**EXERCISE TASK:** Copy out every line in which the string "audio" occurs.

Dataset entries
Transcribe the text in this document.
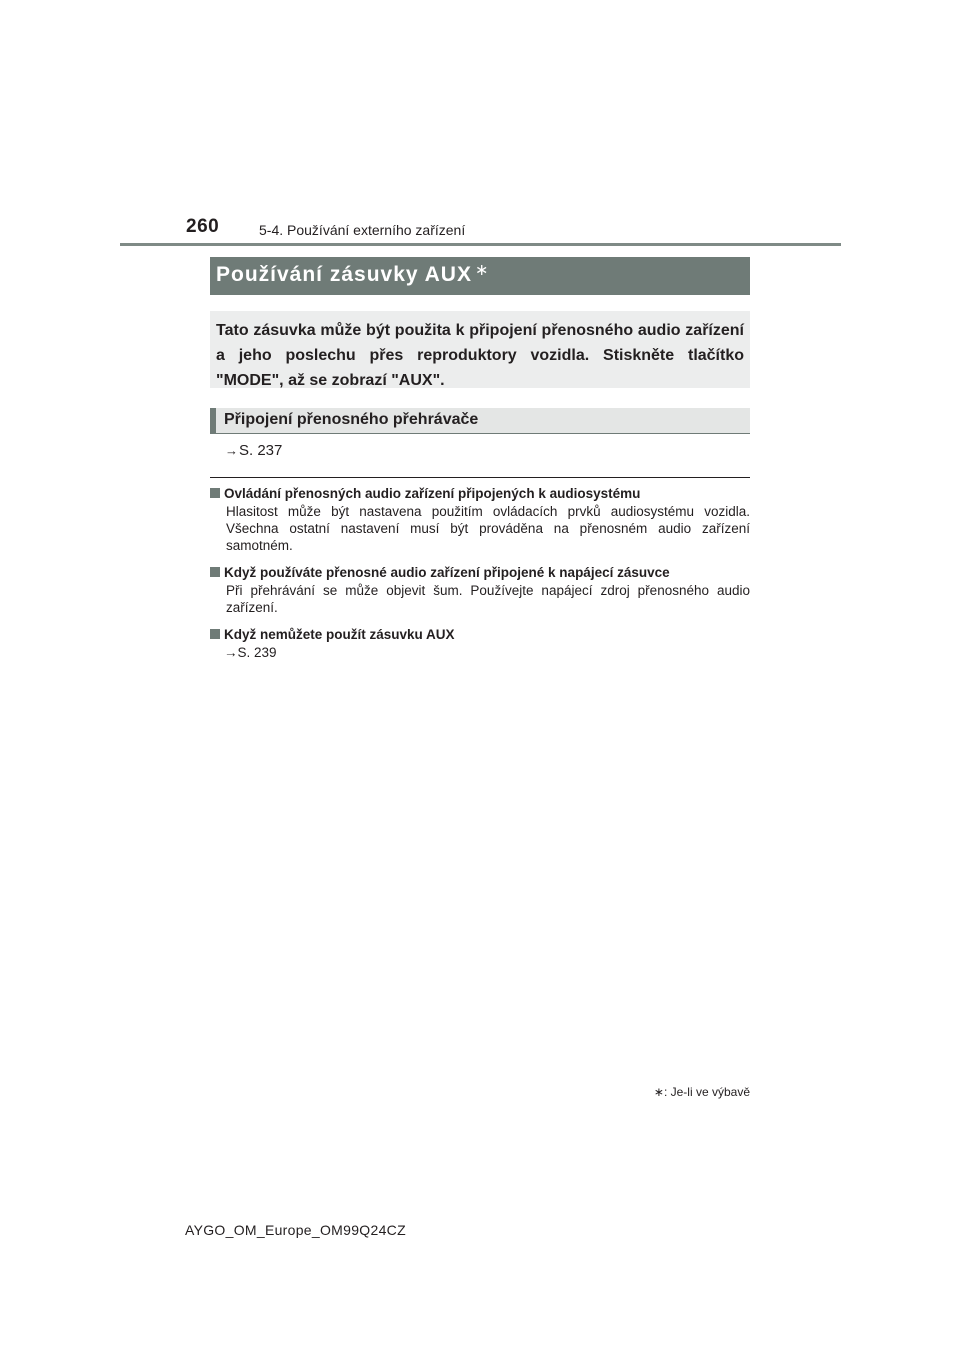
260	5-4. Používání externího zařízení
Používání zásuvky AUX ∗
Tato zásuvka může být použita k připojení přenosného audio zařízení a jeho poslechu přes reproduktory vozidla. Stiskněte tlačítko "MODE", až se zobrazí "AUX".
Připojení přenosného přehrávače
→S. 237
Ovládání přenosných audio zařízení připojených k audiosystému
Hlasitost může být nastavena použitím ovládacích prvků audiosystému vozidla. Všechna ostatní nastavení musí být prováděna na přenosném audio zařízení samotném.
Když používáte přenosné audio zařízení připojené k napájecí zásuvce
Při přehrávání se může objevit šum. Používejte napájecí zdroj přenosného audio zařízení.
Když nemůžete použít zásuvku AUX
→S. 239
∗: Je-li ve výbavě
AYGO_OM_Europe_OM99Q24CZ
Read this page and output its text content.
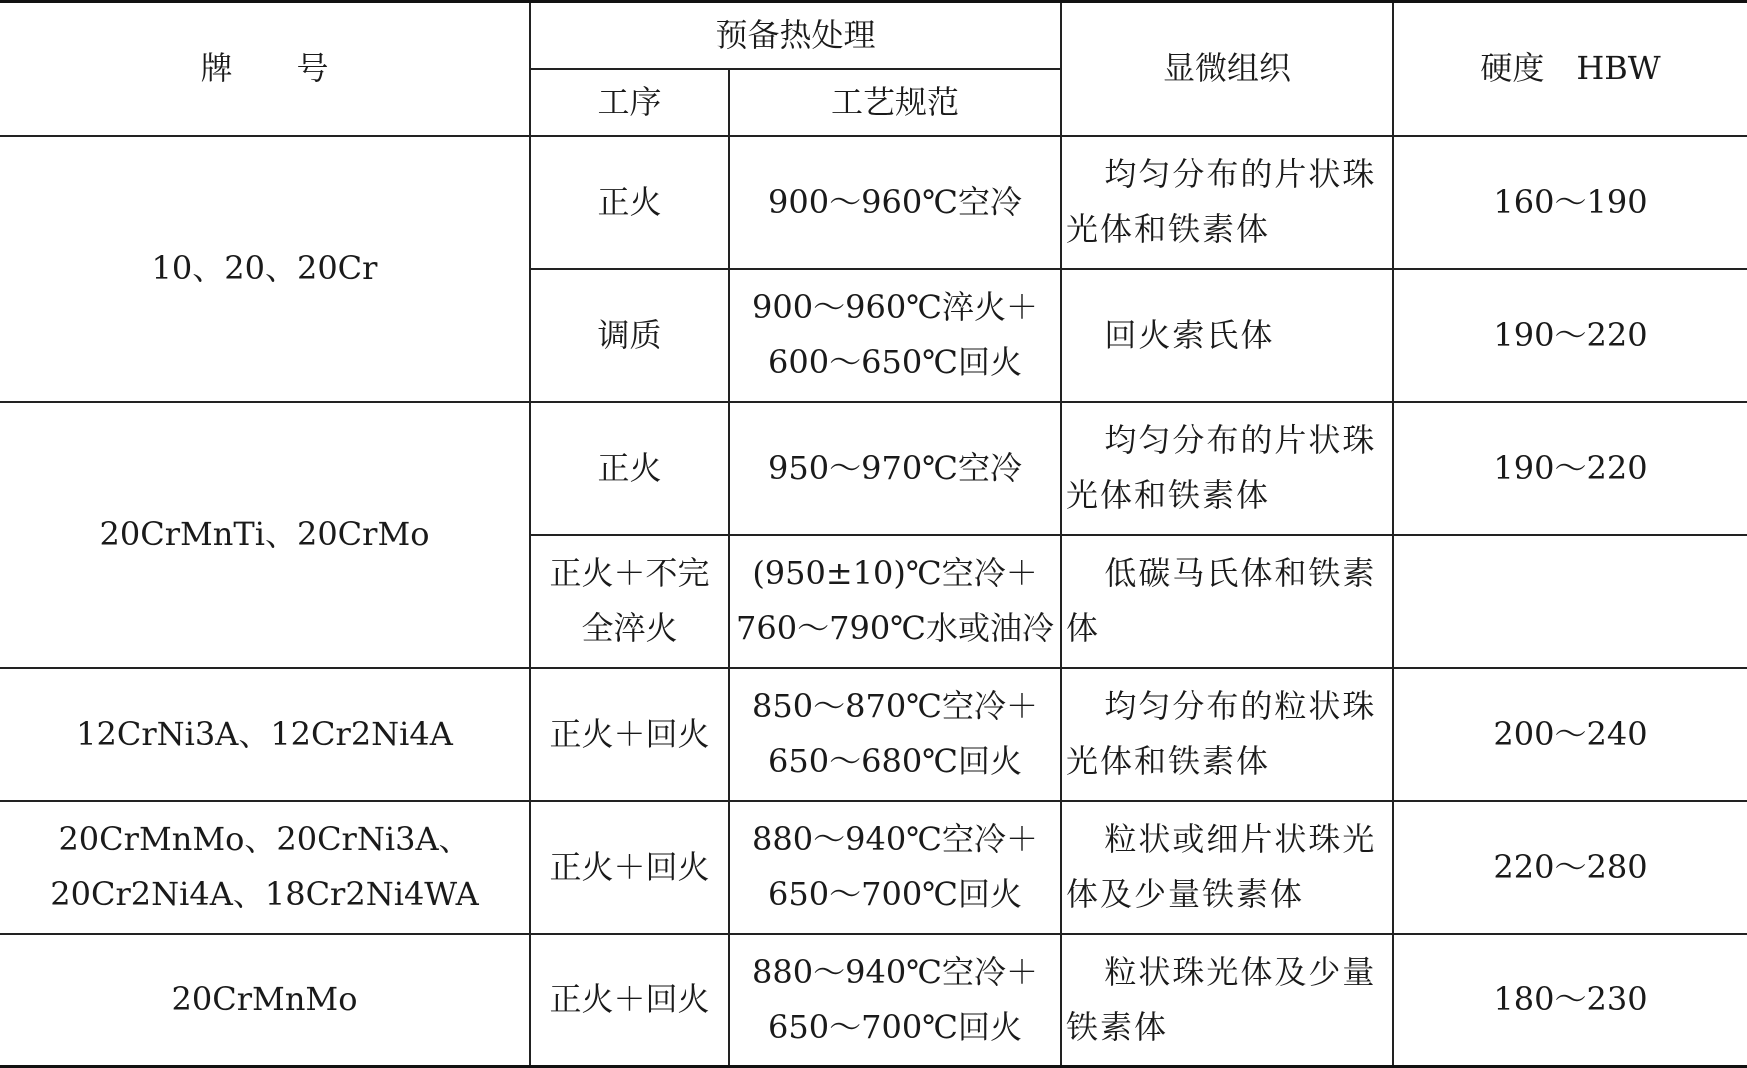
牌　　号	预备热处理		显微组织	硬度　HBW
	工序	工艺规范		
10、20、20Cr	正火	900～960℃空冷	均匀分布的片状珠光体和铁素体	160～190
	调质	900～960℃淬火＋600～650℃回火	回火索氏体	190～220
20CrMnTi、20CrMo	正火	950～970℃空冷	均匀分布的片状珠光体和铁素体	190～220
	正火＋不完全淬火	(950±10)℃空冷＋760～790℃水或油冷	低碳马氏体和铁素体	
12CrNi3A、12Cr2Ni4A	正火＋回火	850～870℃空冷＋650～680℃回火	均匀分布的粒状珠光体和铁素体	200～240
20CrMnMo、20CrNi3A、20Cr2Ni4A、18Cr2Ni4WA	正火＋回火	880～940℃空冷＋650～700℃回火	粒状或细片状珠光体及少量铁素体	220～280
20CrMnMo	正火＋回火	880～940℃空冷＋650～700℃回火	粒状珠光体及少量铁素体	180～230
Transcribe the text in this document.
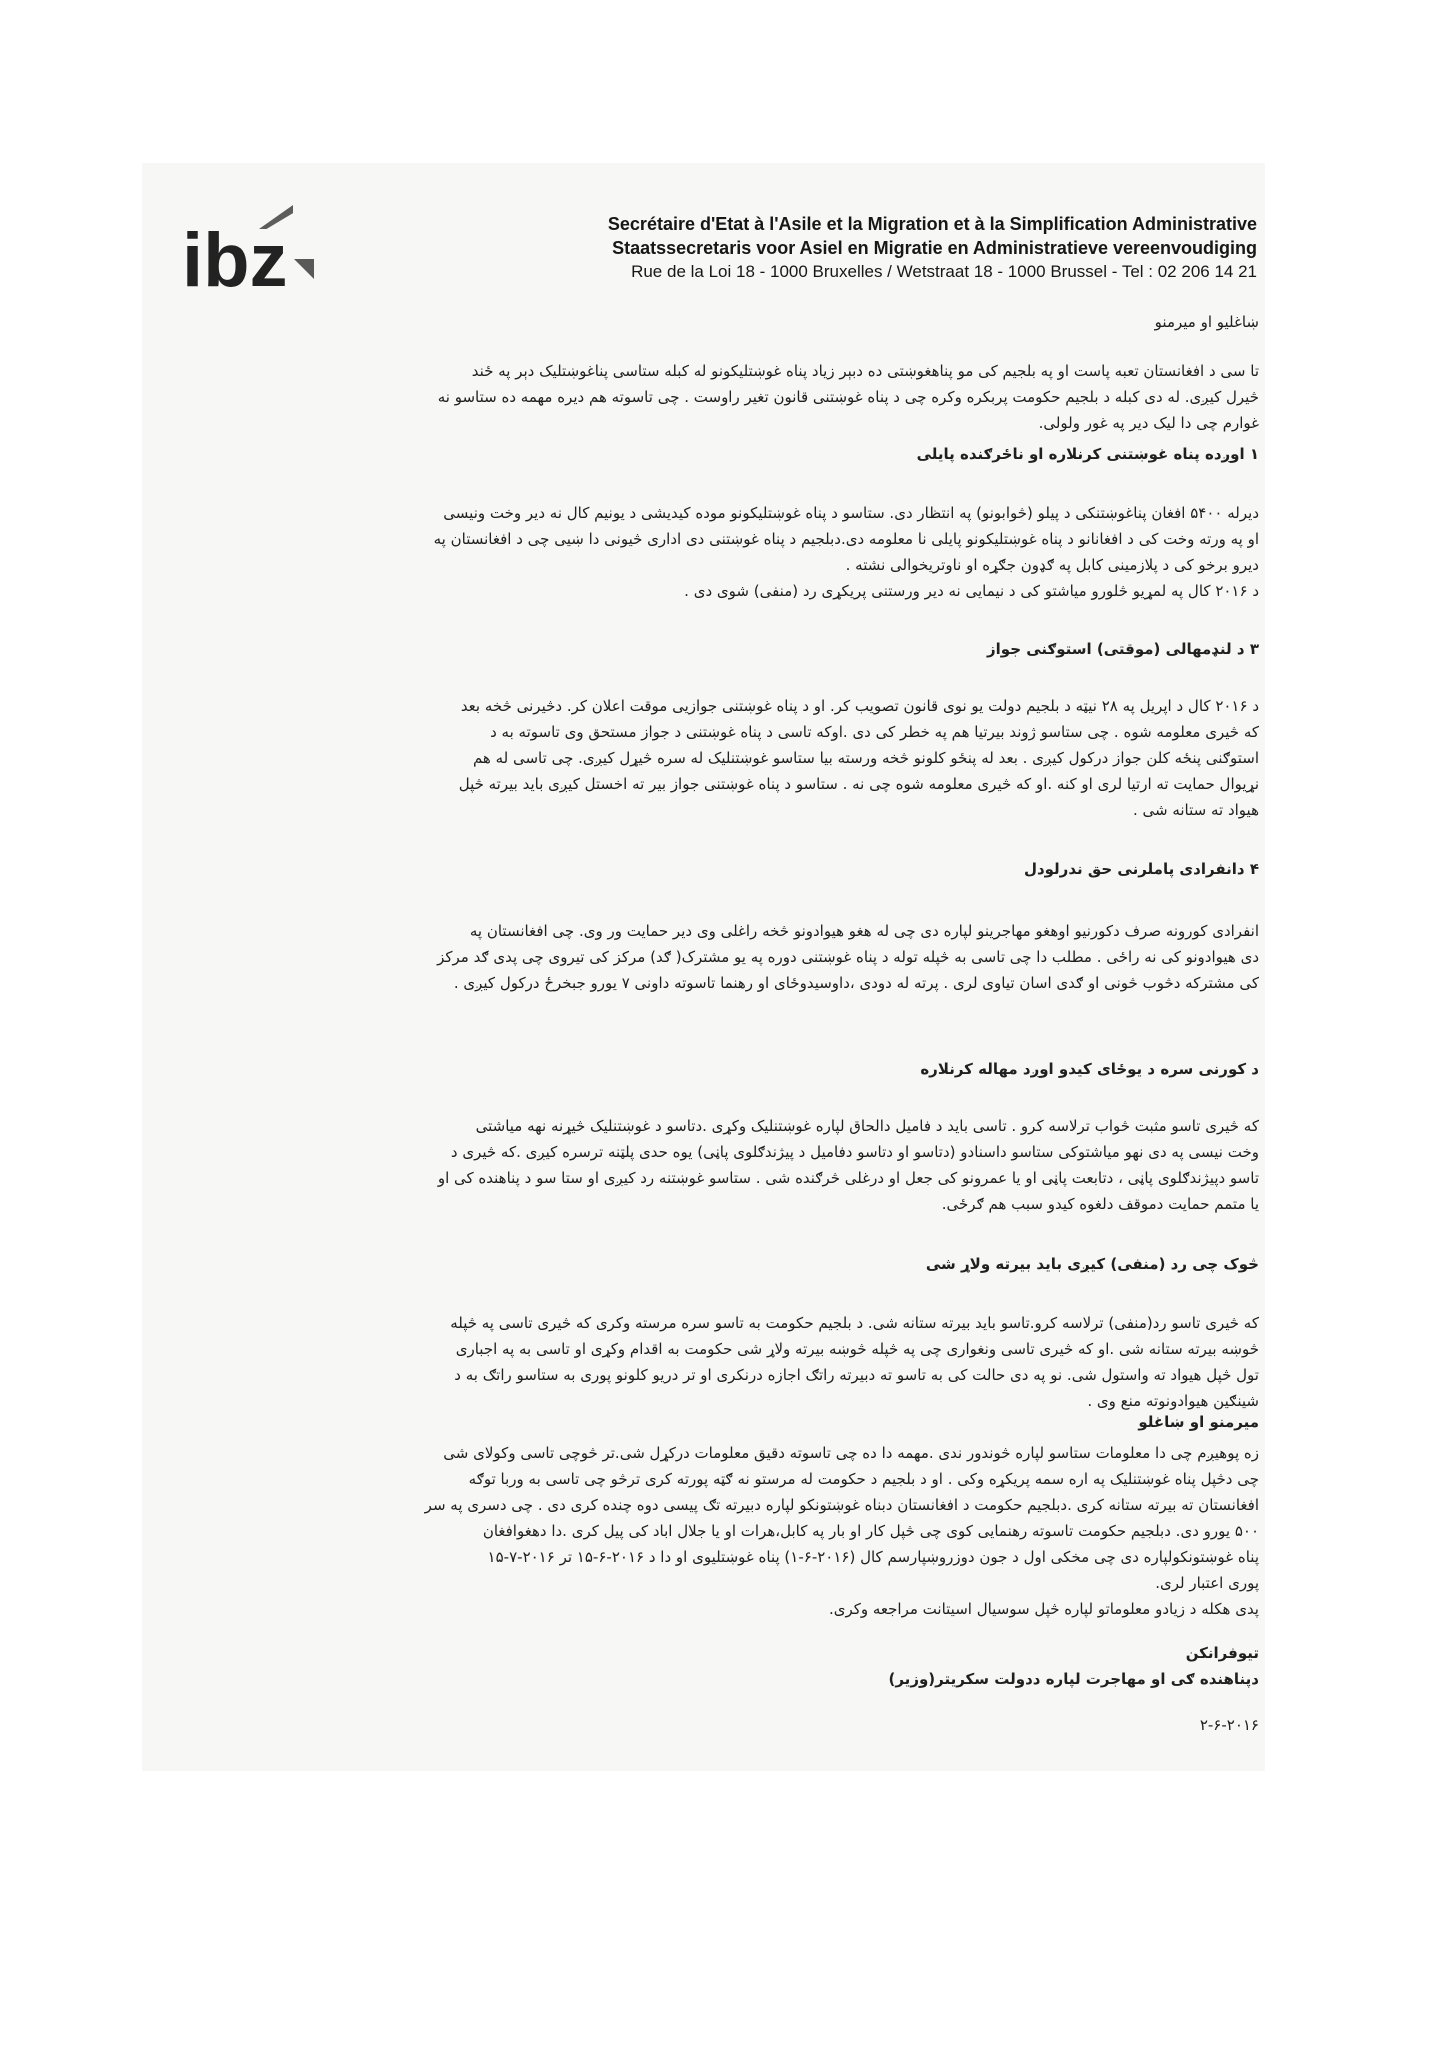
ibz	Secrétaire d'Etat à l'Asile et la Migration et à la Simplification Administrative
Staatssecretaris voor Asiel en Migratie en Administratieve vereenvoudiging
Rue de la Loi 18 - 1000 Bruxelles / Wetstraat 18 - 1000 Brussel - Tel : 02 206 14 21
ښاغليو او ميرمنو
تا سی د افغانستان تعبه پاست او په بلجیم کی مو پناهغوښتی ده دبېر زیاد پناه غوښتلیکونو له کبله ستاسی پناغوښتلیک دېر په ځند
څیرل کیږی. له دی کبله د بلجیم حکومت پربکره وکره چی د پناه غوښتنی قانون تغیر راوست . چی تاسوته هم دیره مهمه ده ستاسو نه
غوارم چی دا لیک دیر په غور ولولی.
۱ اوږده پناه غوښتنی کرنلاره او ناځرګنده پایلی
دیرله ۵۴۰۰ افغان پناغوښتنکی د پیلو (څوابونو) په انتظار دی. ستاسو د پناه غوښتلیکونو موده کیدیشی د یونیم کال نه دیر وخت ونیسی
او په ورته وخت کی د افغانانو د پناه غوښتلیکونو پایلی نا معلومه دی.دبلجیم د پناه غوښتنی دی اداری څیونی دا ښیی چی د افغانستان په
دیرو برخو کی د پلازمینی کابل په ګډون جګړه او ناوتریخوالی نشته .
د ۲۰۱۶ کال په لمړیو څلورو میاشتو کی د نیمایی نه دیر ورستنی پریکړی رد (منفی) شوی دی .
۳ د لنډمهالی (موقتی) استوګنی جواز
د ۲۰۱۶ کال د اپریل په ۲۸ نیټه د بلجیم دولت یو نوی قانون تصویب کر. او د پناه غوښتنی جوازیی موقت اعلان کر. دڅیرنی څخه بعد
که څیری معلومه شوه . چی ستاسو ژوند بیرتیا هم په خطر کی دی .اوکه تاسی د پناه غوښتنی د جواز مستحق وی تاسوته به د
استوګنی پنځه کلن جواز درکول کیږی . بعد له پنځو کلونو څخه ورسته بیا ستاسو غوښتنلیک له سره څیړل کیږی. چی تاسی له هم
نړیوال حمایت ته ارتیا لری او کنه .او که څیری معلومه شوه چی نه . ستاسو د پناه غوښتنی جواز بیر ته اخستل کیږی باید بیرته څپل
هیواد ته ستانه شی .
۴ دانفرادی پاملرنی حق ندرلودل
انفرادی کورونه صرف دکورنیو اوهغو مهاجرینو لپاره دی چی له هغو هیوادونو څخه راغلی وی دیر حمایت ور وی. چی افغانستان په
دی هیوادونو کی نه راځی . مطلب دا چی تاسی به څپله توله د پناه غوښتنی دوره په یو مشترک( ګد) مرکز کی تیروی چی پدی ګد مرکز
کی مشترکه دڅوب څونی او ګدی اسان تیاوی لری . پرته له دودی ،داوسیدوځای او رهنما تاسوته داونی ۷ یورو جبخرځ درکول کیږی .
د کورنی سره د یوځای کیدو اوږد مهاله کرنلاره
که څیری تاسو مثبت څواب ترلاسه کرو . تاسی باید د فامیل دالحاق لپاره غوښتنلیک وکړی .دتاسو د غوښتنلیک څیړنه نهه میاشتی
وخت نیسی په دی نهو میاشتوکی ستاسو داسنادو (دتاسو او دتاسو دفامیل د پیژندګلوی پاڼی) یوه حدی پلټنه ترسره کیږی .که څیری د
تاسو دپیژندګلوی پاڼی ، دتابعت پاڼی او یا عمرونو کی جعل او درغلی څرګنده شی . ستاسو غوښتنه رد کیږی او ستا سو د پناهنده کی او
یا متمم حمایت دموقف دلغوه کیدو سبب هم ګرځی.
څوک چی رد (منفی) کیږی باید بیرته ولاړ شی
که څیری تاسو رد(منفی) ترلاسه کرو.تاسو باید بیرته ستانه شی. د بلجیم حکومت به تاسو سره مرسته وکری که څیری تاسی په څپله
څوښه بیرته ستانه شی .او که څیری تاسی ونغواری چی په څپله څوښه بیرته ولاړ شی حکومت به اقدام وکړی او تاسی به په اجباری
تول څپل هیواد ته واستول شی. نو په دی حالت کی به تاسو ته دبیرته راتګ اجازه درنکری او تر دریو کلونو پوری به ستاسو راتګ به د
شینګین هیوادونوته منع وی .
میرمنو او ښاغلو
زه پوهیږم چی دا معلومات ستاسو لپاره څوندور ندی .مهمه دا ده چی تاسوته دقیق معلومات درکړل شی.تر څوچی تاسی وکولای شی
چی دڅپل پناه غوښتنلیک په اره سمه پریکړه وکی . او د بلجیم د حکومت له مرستو نه ګټه پورته کری ترڅو چی تاسی به وربا توګه
افغانستان ته بیرته ستانه کری .دبلجیم حکومت د افغانستان دبناه غوښتونکو لپاره دبیرته تګ پیسی دوه چنده کری دی . چی دسری په سر
۵۰۰ یورو دی. دبلجیم حکومت تاسوته رهنمایی کوی چی څپل کار او بار په کابل،هرات او یا جلال اباد کی پیل کری .دا دهغوافغان
پناه غوښتونکولپاره دی چی مخکی اول د جون دوزروښپارسم کال (۲۰۱۶-۶-۱) پناه غوښتلیوی او دا د ۲۰۱۶-۶-۱۵ تر ۲۰۱۶-۷-۱۵
پوری اعتبار لری.
پدی هکله د زیادو معلوماتو لپاره څپل سوسیال اسیتانت مراجعه وکری.
تیوفرانکن
دپناهنده ګی او مهاجرت لپاره ددولت سکریتر(وزیر)
۲-۶-۲۰۱۶
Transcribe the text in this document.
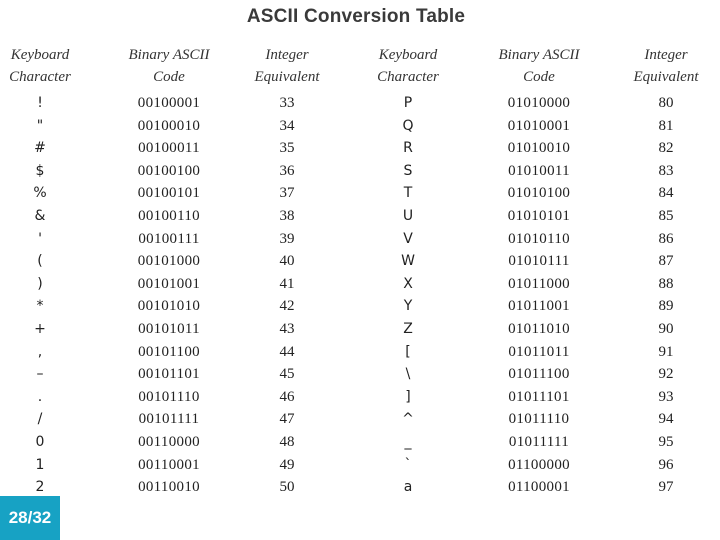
ASCII Conversion Table
Keyboard
Character
Binary ASCII
Code
Integer
Equivalent
Keyboard
Character
Binary ASCII
Code
Integer
Equivalent
!
"
#
$
%
&
'
(
)
*
+
,
–
.
/
0
1
2
00100001
00100010
00100011
00100100
00100101
00100110
00100111
00101000
00101001
00101010
00101011
00101100
00101101
00101110
00101111
00110000
00110001
00110010
33
34
35
36
37
38
39
40
41
42
43
44
45
46
47
48
49
50
P
Q
R
S
T
U
V
W
X
Y
Z
[
\
]
^
_
`
a
01010000
01010001
01010010
01010011
01010100
01010101
01010110
01010111
01011000
01011001
01011010
01011011
01011100
01011101
01011110
01011111
01100000
01100001
80
81
82
83
84
85
86
87
88
89
90
91
92
93
94
95
96
97
28/32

**COMPLETED TASK:**
Tato zásuvka může být použita k připojení přenosného audio zařízení a jeho poslechu přes reproduktory vozidla. Stiskněte tlačítko "MODE", až se zobrazí "AUX".
Ovládání přenosných audio zařízení připojených k audiosystému
Hlasitost může být nastavena použitím ovládacích prvků audiosystému vozidla. Všechna ostatní nastavení musí být prováděna na přenosném audio zařízení samotném.
Když používáte přenosné audio zařízení připojené k napájecí zásuvce
Při přehrávání se může objevit šum. Používejte napájecí zdroj přenosného audio zařízení.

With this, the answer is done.